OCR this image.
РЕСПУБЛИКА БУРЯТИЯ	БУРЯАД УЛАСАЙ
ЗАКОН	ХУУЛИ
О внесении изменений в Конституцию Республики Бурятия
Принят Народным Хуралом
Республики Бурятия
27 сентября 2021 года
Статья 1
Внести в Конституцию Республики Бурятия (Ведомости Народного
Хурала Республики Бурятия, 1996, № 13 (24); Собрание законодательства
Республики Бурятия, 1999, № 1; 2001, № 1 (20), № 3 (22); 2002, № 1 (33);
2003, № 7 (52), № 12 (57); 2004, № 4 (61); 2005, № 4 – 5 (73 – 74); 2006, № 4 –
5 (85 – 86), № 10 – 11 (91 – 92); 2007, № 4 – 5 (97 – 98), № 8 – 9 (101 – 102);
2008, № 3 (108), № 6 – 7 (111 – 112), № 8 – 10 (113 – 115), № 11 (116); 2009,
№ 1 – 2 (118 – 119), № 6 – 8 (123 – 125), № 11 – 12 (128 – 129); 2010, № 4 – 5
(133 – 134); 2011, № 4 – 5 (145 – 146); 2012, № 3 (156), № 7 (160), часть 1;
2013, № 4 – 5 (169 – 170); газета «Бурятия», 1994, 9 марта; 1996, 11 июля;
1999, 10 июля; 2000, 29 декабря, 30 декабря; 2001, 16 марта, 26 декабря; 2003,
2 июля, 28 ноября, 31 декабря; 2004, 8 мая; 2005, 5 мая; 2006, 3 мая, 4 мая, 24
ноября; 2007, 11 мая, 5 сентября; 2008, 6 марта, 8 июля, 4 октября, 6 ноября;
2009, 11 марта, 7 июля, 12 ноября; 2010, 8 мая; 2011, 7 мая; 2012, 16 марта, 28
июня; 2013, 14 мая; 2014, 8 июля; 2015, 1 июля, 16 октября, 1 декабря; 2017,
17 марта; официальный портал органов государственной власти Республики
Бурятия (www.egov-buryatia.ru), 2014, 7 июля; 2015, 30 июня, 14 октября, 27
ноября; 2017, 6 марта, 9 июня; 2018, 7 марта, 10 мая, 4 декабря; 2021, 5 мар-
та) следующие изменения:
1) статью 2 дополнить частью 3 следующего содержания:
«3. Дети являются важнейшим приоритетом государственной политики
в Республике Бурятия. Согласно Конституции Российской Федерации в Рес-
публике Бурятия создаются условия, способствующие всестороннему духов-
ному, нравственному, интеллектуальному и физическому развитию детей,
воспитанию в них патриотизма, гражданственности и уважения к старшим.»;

-- -- --

**Description of the task:** From the records above, pull out every line containing the word "Конституцию".

**Complete answer:**
О внесении изменений в Конституцию Республики Бурятия
Внести в Конституцию Республики Бурятия (Ведомости Народного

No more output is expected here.